WORK INSTRUCTIONS:
Make an exact copy of the entries below.

MATERIAL PROVIDED:
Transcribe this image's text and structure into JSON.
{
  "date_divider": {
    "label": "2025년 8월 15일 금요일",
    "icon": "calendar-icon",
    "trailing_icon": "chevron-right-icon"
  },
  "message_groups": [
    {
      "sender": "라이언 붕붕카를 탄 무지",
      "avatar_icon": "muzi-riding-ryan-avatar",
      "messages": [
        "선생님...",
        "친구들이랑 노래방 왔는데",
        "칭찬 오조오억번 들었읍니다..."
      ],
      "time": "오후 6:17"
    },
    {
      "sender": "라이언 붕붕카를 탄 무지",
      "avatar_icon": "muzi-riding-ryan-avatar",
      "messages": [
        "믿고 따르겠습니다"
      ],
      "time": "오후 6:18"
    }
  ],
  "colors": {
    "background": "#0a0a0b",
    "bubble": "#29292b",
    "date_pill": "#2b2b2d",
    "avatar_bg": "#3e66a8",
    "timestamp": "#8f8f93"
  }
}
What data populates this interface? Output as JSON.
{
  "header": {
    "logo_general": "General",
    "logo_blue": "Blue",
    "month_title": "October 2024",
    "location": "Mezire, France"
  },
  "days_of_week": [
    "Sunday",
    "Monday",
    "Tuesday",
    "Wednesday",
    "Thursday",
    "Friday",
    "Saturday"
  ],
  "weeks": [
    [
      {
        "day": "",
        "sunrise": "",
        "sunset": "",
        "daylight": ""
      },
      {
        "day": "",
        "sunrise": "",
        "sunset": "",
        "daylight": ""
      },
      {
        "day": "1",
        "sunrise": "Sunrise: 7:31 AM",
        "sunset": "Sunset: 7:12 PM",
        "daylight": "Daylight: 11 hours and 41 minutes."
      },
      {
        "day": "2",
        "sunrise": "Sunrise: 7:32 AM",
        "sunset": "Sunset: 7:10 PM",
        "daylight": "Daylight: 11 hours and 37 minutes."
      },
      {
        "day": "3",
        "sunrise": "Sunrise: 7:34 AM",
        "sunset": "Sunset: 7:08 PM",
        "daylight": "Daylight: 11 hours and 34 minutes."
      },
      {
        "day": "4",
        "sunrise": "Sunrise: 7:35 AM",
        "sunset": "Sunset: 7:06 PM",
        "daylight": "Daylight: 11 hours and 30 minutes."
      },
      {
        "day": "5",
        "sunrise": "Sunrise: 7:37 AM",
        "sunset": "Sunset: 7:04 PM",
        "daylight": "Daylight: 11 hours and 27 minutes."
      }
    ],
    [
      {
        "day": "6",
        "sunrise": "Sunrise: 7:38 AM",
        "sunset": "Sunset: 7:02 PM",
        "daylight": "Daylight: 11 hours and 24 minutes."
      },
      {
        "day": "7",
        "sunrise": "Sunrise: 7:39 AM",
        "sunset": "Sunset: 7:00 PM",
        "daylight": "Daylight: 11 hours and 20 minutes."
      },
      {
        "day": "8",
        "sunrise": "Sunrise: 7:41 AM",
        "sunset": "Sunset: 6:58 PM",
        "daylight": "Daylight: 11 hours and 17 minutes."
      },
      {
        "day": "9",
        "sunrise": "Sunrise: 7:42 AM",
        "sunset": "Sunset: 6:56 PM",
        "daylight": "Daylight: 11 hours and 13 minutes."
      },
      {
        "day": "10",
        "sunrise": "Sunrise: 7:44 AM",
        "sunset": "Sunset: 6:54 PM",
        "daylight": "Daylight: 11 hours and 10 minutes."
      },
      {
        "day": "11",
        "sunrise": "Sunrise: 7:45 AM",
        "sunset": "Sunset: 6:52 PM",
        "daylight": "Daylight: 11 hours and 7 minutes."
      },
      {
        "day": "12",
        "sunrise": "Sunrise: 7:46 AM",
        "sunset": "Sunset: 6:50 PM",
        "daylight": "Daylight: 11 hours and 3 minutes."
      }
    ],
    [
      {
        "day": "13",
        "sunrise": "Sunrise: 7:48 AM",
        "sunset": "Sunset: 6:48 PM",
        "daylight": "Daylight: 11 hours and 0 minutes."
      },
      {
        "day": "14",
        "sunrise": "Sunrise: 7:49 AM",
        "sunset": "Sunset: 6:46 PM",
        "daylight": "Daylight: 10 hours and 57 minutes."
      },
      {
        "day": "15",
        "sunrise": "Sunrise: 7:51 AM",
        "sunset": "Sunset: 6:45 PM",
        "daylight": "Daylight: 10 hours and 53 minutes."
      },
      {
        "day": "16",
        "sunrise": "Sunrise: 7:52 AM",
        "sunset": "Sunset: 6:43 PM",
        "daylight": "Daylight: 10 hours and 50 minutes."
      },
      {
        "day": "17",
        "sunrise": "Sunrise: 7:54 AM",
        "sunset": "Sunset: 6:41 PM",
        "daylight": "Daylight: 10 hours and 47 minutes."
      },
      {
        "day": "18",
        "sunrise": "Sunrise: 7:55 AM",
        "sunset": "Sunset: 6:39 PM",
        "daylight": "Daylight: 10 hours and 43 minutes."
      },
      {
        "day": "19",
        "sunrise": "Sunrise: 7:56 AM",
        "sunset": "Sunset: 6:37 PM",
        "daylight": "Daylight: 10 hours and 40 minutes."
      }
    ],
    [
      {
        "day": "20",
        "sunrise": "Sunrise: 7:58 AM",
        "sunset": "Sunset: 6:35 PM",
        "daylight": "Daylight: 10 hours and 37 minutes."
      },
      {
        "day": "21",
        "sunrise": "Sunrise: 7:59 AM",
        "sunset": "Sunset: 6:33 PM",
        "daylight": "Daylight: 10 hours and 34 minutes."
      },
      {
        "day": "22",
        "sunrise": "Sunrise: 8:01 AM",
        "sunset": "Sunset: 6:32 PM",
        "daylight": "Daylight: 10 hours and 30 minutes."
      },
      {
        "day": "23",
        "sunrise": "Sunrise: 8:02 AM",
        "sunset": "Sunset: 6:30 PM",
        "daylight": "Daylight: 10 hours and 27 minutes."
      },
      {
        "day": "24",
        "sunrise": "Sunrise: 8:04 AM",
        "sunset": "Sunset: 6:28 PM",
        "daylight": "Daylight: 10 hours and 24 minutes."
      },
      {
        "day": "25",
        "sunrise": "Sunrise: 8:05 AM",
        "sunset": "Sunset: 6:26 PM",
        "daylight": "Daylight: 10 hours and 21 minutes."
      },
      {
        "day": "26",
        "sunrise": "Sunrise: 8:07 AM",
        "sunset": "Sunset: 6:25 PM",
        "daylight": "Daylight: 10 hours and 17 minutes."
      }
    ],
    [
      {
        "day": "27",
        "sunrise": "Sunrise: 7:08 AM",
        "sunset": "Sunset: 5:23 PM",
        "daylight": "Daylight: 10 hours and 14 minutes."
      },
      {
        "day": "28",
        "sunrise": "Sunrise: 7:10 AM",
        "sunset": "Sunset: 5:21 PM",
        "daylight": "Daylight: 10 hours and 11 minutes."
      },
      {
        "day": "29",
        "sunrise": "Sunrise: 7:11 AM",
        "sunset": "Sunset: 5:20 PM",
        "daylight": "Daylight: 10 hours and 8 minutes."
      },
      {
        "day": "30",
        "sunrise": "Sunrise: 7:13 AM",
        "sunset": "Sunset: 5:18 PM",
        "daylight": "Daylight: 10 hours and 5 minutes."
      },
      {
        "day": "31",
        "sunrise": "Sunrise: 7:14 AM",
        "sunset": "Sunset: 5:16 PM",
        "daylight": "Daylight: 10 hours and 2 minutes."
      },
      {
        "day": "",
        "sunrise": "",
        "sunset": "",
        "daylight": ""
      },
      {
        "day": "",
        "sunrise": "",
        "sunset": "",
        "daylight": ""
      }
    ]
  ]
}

ANSWER IN FULL:
Transcribe this image's text and structure into JSON.
{
  "date_divider": {
    "label": "2025년 8월 15일 금요일",
    "icon": "calendar-icon",
    "trailing_icon": "chevron-right-icon"
  },
  "message_groups": [
    {
      "sender": "라이언 붕붕카를 탄 무지",
      "avatar_icon": "muzi-riding-ryan-avatar",
      "messages": [
        "선생님...",
        "친구들이랑 노래방 왔는데",
        "칭찬 오조오억번 들었읍니다..."
      ],
      "time": "오후 6:17"
    },
    {
      "sender": "라이언 붕붕카를 탄 무지",
      "avatar_icon": "muzi-riding-ryan-avatar",
      "messages": [
        "믿고 따르겠습니다"
      ],
      "time": "오후 6:18"
    }
  ],
  "colors": {
    "background": "#0a0a0b",
    "bubble": "#29292b",
    "date_pill": "#2b2b2d",
    "avatar_bg": "#3e66a8",
    "timestamp": "#8f8f93"
  }
}
What data populates this interface? Output as JSON.
{
  "header": {
    "logo_general": "General",
    "logo_blue": "Blue",
    "month_title": "October 2024",
    "location": "Mezire, France"
  },
  "days_of_week": [
    "Sunday",
    "Monday",
    "Tuesday",
    "Wednesday",
    "Thursday",
    "Friday",
    "Saturday"
  ],
  "weeks": [
    [
      {
        "day": "",
        "sunrise": "",
        "sunset": "",
        "daylight": ""
      },
      {
        "day": "",
        "sunrise": "",
        "sunset": "",
        "daylight": ""
      },
      {
        "day": "1",
        "sunrise": "Sunrise: 7:31 AM",
        "sunset": "Sunset: 7:12 PM",
        "daylight": "Daylight: 11 hours and 41 minutes."
      },
      {
        "day": "2",
        "sunrise": "Sunrise: 7:32 AM",
        "sunset": "Sunset: 7:10 PM",
        "daylight": "Daylight: 11 hours and 37 minutes."
      },
      {
        "day": "3",
        "sunrise": "Sunrise: 7:34 AM",
        "sunset": "Sunset: 7:08 PM",
        "daylight": "Daylight: 11 hours and 34 minutes."
      },
      {
        "day": "4",
        "sunrise": "Sunrise: 7:35 AM",
        "sunset": "Sunset: 7:06 PM",
        "daylight": "Daylight: 11 hours and 30 minutes."
      },
      {
        "day": "5",
        "sunrise": "Sunrise: 7:37 AM",
        "sunset": "Sunset: 7:04 PM",
        "daylight": "Daylight: 11 hours and 27 minutes."
      }
    ],
    [
      {
        "day": "6",
        "sunrise": "Sunrise: 7:38 AM",
        "sunset": "Sunset: 7:02 PM",
        "daylight": "Daylight: 11 hours and 24 minutes."
      },
      {
        "day": "7",
        "sunrise": "Sunrise: 7:39 AM",
        "sunset": "Sunset: 7:00 PM",
        "daylight": "Daylight: 11 hours and 20 minutes."
      },
      {
        "day": "8",
        "sunrise": "Sunrise: 7:41 AM",
        "sunset": "Sunset: 6:58 PM",
        "daylight": "Daylight: 11 hours and 17 minutes."
      },
      {
        "day": "9",
        "sunrise": "Sunrise: 7:42 AM",
        "sunset": "Sunset: 6:56 PM",
        "daylight": "Daylight: 11 hours and 13 minutes."
      },
      {
        "day": "10",
        "sunrise": "Sunrise: 7:44 AM",
        "sunset": "Sunset: 6:54 PM",
        "daylight": "Daylight: 11 hours and 10 minutes."
      },
      {
        "day": "11",
        "sunrise": "Sunrise: 7:45 AM",
        "sunset": "Sunset: 6:52 PM",
        "daylight": "Daylight: 11 hours and 7 minutes."
      },
      {
        "day": "12",
        "sunrise": "Sunrise: 7:46 AM",
        "sunset": "Sunset: 6:50 PM",
        "daylight": "Daylight: 11 hours and 3 minutes."
      }
    ],
    [
      {
        "day": "13",
        "sunrise": "Sunrise: 7:48 AM",
        "sunset": "Sunset: 6:48 PM",
        "daylight": "Daylight: 11 hours and 0 minutes."
      },
      {
        "day": "14",
        "sunrise": "Sunrise: 7:49 AM",
        "sunset": "Sunset: 6:46 PM",
        "daylight": "Daylight: 10 hours and 57 minutes."
      },
      {
        "day": "15",
        "sunrise": "Sunrise: 7:51 AM",
        "sunset": "Sunset: 6:45 PM",
        "daylight": "Daylight: 10 hours and 53 minutes."
      },
      {
        "day": "16",
        "sunrise": "Sunrise: 7:52 AM",
        "sunset": "Sunset: 6:43 PM",
        "daylight": "Daylight: 10 hours and 50 minutes."
      },
      {
        "day": "17",
        "sunrise": "Sunrise: 7:54 AM",
        "sunset": "Sunset: 6:41 PM",
        "daylight": "Daylight: 10 hours and 47 minutes."
      },
      {
        "day": "18",
        "sunrise": "Sunrise: 7:55 AM",
        "sunset": "Sunset: 6:39 PM",
        "daylight": "Daylight: 10 hours and 43 minutes."
      },
      {
        "day": "19",
        "sunrise": "Sunrise: 7:56 AM",
        "sunset": "Sunset: 6:37 PM",
        "daylight": "Daylight: 10 hours and 40 minutes."
      }
    ],
    [
      {
        "day": "20",
        "sunrise": "Sunrise: 7:58 AM",
        "sunset": "Sunset: 6:35 PM",
        "daylight": "Daylight: 10 hours and 37 minutes."
      },
      {
        "day": "21",
        "sunrise": "Sunrise: 7:59 AM",
        "sunset": "Sunset: 6:33 PM",
        "daylight": "Daylight: 10 hours and 34 minutes."
      },
      {
        "day": "22",
        "sunrise": "Sunrise: 8:01 AM",
        "sunset": "Sunset: 6:32 PM",
        "daylight": "Daylight: 10 hours and 30 minutes."
      },
      {
        "day": "23",
        "sunrise": "Sunrise: 8:02 AM",
        "sunset": "Sunset: 6:30 PM",
        "daylight": "Daylight: 10 hours and 27 minutes."
      },
      {
        "day": "24",
        "sunrise": "Sunrise: 8:04 AM",
        "sunset": "Sunset: 6:28 PM",
        "daylight": "Daylight: 10 hours and 24 minutes."
      },
      {
        "day": "25",
        "sunrise": "Sunrise: 8:05 AM",
        "sunset": "Sunset: 6:26 PM",
        "daylight": "Daylight: 10 hours and 21 minutes."
      },
      {
        "day": "26",
        "sunrise": "Sunrise: 8:07 AM",
        "sunset": "Sunset: 6:25 PM",
        "daylight": "Daylight: 10 hours and 17 minutes."
      }
    ],
    [
      {
        "day": "27",
        "sunrise": "Sunrise: 7:08 AM",
        "sunset": "Sunset: 5:23 PM",
        "daylight": "Daylight: 10 hours and 14 minutes."
      },
      {
        "day": "28",
        "sunrise": "Sunrise: 7:10 AM",
        "sunset": "Sunset: 5:21 PM",
        "daylight": "Daylight: 10 hours and 11 minutes."
      },
      {
        "day": "29",
        "sunrise": "Sunrise: 7:11 AM",
        "sunset": "Sunset: 5:20 PM",
        "daylight": "Daylight: 10 hours and 8 minutes."
      },
      {
        "day": "30",
        "sunrise": "Sunrise: 7:13 AM",
        "sunset": "Sunset: 5:18 PM",
        "daylight": "Daylight: 10 hours and 5 minutes."
      },
      {
        "day": "31",
        "sunrise": "Sunrise: 7:14 AM",
        "sunset": "Sunset: 5:16 PM",
        "daylight": "Daylight: 10 hours and 2 minutes."
      },
      {
        "day": "",
        "sunrise": "",
        "sunset": "",
        "daylight": ""
      },
      {
        "day": "",
        "sunrise": "",
        "sunset": "",
        "daylight": ""
      }
    ]
  ]
}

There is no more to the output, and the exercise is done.